* **Set problem**
Transcribe all of the records precisely as they are presented.

Figure record extracts
┄┄┄┄┄┄
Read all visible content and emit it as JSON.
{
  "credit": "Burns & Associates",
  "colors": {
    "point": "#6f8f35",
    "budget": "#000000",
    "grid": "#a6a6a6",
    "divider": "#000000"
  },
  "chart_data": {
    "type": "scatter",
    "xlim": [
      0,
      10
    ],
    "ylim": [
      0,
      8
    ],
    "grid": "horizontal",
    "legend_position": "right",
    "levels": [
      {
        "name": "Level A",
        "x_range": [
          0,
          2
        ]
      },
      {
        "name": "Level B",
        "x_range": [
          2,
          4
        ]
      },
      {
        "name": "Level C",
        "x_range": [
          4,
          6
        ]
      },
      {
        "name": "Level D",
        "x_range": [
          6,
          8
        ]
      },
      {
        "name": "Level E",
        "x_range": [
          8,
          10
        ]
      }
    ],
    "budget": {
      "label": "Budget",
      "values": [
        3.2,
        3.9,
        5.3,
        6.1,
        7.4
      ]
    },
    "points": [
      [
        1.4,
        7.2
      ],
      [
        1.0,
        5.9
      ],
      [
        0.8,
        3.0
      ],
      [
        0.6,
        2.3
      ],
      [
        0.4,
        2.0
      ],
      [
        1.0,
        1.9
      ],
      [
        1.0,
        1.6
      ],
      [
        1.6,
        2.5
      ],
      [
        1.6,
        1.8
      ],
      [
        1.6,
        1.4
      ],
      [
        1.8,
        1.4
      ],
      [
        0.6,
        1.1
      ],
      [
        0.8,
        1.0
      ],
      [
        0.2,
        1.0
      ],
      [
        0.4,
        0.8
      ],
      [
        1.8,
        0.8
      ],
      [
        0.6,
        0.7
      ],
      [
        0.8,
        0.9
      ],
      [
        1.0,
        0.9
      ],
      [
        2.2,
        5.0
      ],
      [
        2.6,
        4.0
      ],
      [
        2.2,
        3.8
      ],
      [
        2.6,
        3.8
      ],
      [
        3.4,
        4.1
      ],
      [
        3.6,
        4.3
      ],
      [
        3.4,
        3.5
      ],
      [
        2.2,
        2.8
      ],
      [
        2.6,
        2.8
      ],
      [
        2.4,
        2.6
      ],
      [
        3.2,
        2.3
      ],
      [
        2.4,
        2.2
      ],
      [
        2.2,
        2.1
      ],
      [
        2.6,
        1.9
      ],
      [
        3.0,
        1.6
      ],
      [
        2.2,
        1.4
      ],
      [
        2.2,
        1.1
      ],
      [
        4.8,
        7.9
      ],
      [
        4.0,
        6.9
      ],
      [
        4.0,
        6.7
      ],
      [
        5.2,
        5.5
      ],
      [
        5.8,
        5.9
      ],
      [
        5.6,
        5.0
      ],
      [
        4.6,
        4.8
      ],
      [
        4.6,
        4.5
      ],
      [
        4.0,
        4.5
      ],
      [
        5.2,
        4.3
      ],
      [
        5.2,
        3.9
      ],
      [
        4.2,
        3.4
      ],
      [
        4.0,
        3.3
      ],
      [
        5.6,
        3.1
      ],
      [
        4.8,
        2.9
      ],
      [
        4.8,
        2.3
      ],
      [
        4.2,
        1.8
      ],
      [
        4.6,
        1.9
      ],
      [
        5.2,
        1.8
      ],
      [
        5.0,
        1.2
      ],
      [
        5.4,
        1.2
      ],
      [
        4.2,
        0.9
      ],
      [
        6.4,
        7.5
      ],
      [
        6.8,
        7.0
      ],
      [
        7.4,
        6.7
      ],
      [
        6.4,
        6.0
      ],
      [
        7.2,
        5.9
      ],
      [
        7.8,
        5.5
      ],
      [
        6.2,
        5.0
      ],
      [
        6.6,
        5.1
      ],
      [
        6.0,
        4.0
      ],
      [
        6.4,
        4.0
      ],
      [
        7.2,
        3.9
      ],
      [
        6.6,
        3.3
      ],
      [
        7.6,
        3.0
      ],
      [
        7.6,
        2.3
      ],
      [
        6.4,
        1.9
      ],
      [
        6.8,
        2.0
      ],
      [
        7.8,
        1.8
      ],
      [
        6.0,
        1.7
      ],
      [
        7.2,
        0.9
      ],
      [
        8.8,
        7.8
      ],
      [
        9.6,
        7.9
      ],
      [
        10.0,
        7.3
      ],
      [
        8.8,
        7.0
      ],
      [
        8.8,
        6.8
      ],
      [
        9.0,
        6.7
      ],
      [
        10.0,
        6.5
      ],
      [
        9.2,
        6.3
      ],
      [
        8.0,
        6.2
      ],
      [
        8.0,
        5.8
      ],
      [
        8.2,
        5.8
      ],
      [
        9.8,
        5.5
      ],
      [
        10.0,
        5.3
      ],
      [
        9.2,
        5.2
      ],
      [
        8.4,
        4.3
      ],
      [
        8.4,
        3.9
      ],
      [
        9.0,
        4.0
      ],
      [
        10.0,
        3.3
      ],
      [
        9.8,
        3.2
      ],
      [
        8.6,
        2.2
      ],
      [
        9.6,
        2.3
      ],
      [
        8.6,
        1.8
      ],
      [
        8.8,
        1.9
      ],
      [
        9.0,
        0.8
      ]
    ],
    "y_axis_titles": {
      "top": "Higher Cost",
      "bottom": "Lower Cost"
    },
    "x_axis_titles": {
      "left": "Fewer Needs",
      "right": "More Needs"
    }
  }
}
┄┄┄┄┄┄
* **Solution below**
Read all visible content and emit it as JSON.
{
  "credit": "Burns & Associates",
  "colors": {
    "point": "#6f8f35",
    "budget": "#000000",
    "grid": "#a6a6a6",
    "divider": "#000000"
  },
  "chart_data": {
    "type": "scatter",
    "xlim": [
      0,
      10
    ],
    "ylim": [
      0,
      8
    ],
    "grid": "horizontal",
    "legend_position": "right",
    "levels": [
      {
        "name": "Level A",
        "x_range": [
          0,
          2
        ]
      },
      {
        "name": "Level B",
        "x_range": [
          2,
          4
        ]
      },
      {
        "name": "Level C",
        "x_range": [
          4,
          6
        ]
      },
      {
        "name": "Level D",
        "x_range": [
          6,
          8
        ]
      },
      {
        "name": "Level E",
        "x_range": [
          8,
          10
        ]
      }
    ],
    "budget": {
      "label": "Budget",
      "values": [
        3.2,
        3.9,
        5.3,
        6.1,
        7.4
      ]
    },
    "points": [
      [
        1.4,
        7.2
      ],
      [
        1.0,
        5.9
      ],
      [
        0.8,
        3.0
      ],
      [
        0.6,
        2.3
      ],
      [
        0.4,
        2.0
      ],
      [
        1.0,
        1.9
      ],
      [
        1.0,
        1.6
      ],
      [
        1.6,
        2.5
      ],
      [
        1.6,
        1.8
      ],
      [
        1.6,
        1.4
      ],
      [
        1.8,
        1.4
      ],
      [
        0.6,
        1.1
      ],
      [
        0.8,
        1.0
      ],
      [
        0.2,
        1.0
      ],
      [
        0.4,
        0.8
      ],
      [
        1.8,
        0.8
      ],
      [
        0.6,
        0.7
      ],
      [
        0.8,
        0.9
      ],
      [
        1.0,
        0.9
      ],
      [
        2.2,
        5.0
      ],
      [
        2.6,
        4.0
      ],
      [
        2.2,
        3.8
      ],
      [
        2.6,
        3.8
      ],
      [
        3.4,
        4.1
      ],
      [
        3.6,
        4.3
      ],
      [
        3.4,
        3.5
      ],
      [
        2.2,
        2.8
      ],
      [
        2.6,
        2.8
      ],
      [
        2.4,
        2.6
      ],
      [
        3.2,
        2.3
      ],
      [
        2.4,
        2.2
      ],
      [
        2.2,
        2.1
      ],
      [
        2.6,
        1.9
      ],
      [
        3.0,
        1.6
      ],
      [
        2.2,
        1.4
      ],
      [
        2.2,
        1.1
      ],
      [
        4.8,
        7.9
      ],
      [
        4.0,
        6.9
      ],
      [
        4.0,
        6.7
      ],
      [
        5.2,
        5.5
      ],
      [
        5.8,
        5.9
      ],
      [
        5.6,
        5.0
      ],
      [
        4.6,
        4.8
      ],
      [
        4.6,
        4.5
      ],
      [
        4.0,
        4.5
      ],
      [
        5.2,
        4.3
      ],
      [
        5.2,
        3.9
      ],
      [
        4.2,
        3.4
      ],
      [
        4.0,
        3.3
      ],
      [
        5.6,
        3.1
      ],
      [
        4.8,
        2.9
      ],
      [
        4.8,
        2.3
      ],
      [
        4.2,
        1.8
      ],
      [
        4.6,
        1.9
      ],
      [
        5.2,
        1.8
      ],
      [
        5.0,
        1.2
      ],
      [
        5.4,
        1.2
      ],
      [
        4.2,
        0.9
      ],
      [
        6.4,
        7.5
      ],
      [
        6.8,
        7.0
      ],
      [
        7.4,
        6.7
      ],
      [
        6.4,
        6.0
      ],
      [
        7.2,
        5.9
      ],
      [
        7.8,
        5.5
      ],
      [
        6.2,
        5.0
      ],
      [
        6.6,
        5.1
      ],
      [
        6.0,
        4.0
      ],
      [
        6.4,
        4.0
      ],
      [
        7.2,
        3.9
      ],
      [
        6.6,
        3.3
      ],
      [
        7.6,
        3.0
      ],
      [
        7.6,
        2.3
      ],
      [
        6.4,
        1.9
      ],
      [
        6.8,
        2.0
      ],
      [
        7.8,
        1.8
      ],
      [
        6.0,
        1.7
      ],
      [
        7.2,
        0.9
      ],
      [
        8.8,
        7.8
      ],
      [
        9.6,
        7.9
      ],
      [
        10.0,
        7.3
      ],
      [
        8.8,
        7.0
      ],
      [
        8.8,
        6.8
      ],
      [
        9.0,
        6.7
      ],
      [
        10.0,
        6.5
      ],
      [
        9.2,
        6.3
      ],
      [
        8.0,
        6.2
      ],
      [
        8.0,
        5.8
      ],
      [
        8.2,
        5.8
      ],
      [
        9.8,
        5.5
      ],
      [
        10.0,
        5.3
      ],
      [
        9.2,
        5.2
      ],
      [
        8.4,
        4.3
      ],
      [
        8.4,
        3.9
      ],
      [
        9.0,
        4.0
      ],
      [
        10.0,
        3.3
      ],
      [
        9.8,
        3.2
      ],
      [
        8.6,
        2.2
      ],
      [
        9.6,
        2.3
      ],
      [
        8.6,
        1.8
      ],
      [
        8.8,
        1.9
      ],
      [
        9.0,
        0.8
      ]
    ],
    "y_axis_titles": {
      "top": "Higher Cost",
      "bottom": "Lower Cost"
    },
    "x_axis_titles": {
      "left": "Fewer Needs",
      "right": "More Needs"
    }
  }
}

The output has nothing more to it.